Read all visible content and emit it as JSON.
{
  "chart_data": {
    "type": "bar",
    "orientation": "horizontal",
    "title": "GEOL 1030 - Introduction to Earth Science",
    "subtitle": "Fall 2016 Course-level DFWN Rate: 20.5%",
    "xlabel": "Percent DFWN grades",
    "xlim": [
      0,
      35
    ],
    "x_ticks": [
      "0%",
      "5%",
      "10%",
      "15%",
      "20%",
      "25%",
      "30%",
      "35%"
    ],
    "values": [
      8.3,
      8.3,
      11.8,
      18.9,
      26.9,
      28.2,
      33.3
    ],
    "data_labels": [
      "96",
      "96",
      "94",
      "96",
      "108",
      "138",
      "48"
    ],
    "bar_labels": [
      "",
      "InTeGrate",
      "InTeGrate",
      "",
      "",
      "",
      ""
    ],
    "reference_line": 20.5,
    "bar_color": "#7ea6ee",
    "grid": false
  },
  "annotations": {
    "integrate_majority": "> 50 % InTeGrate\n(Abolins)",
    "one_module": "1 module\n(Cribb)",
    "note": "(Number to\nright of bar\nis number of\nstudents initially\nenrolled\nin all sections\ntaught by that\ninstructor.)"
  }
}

________________________________________

*Work instructions*:
Tally the lines in the records above that contain the word "DFWN", and give only that number.

*Response*:
2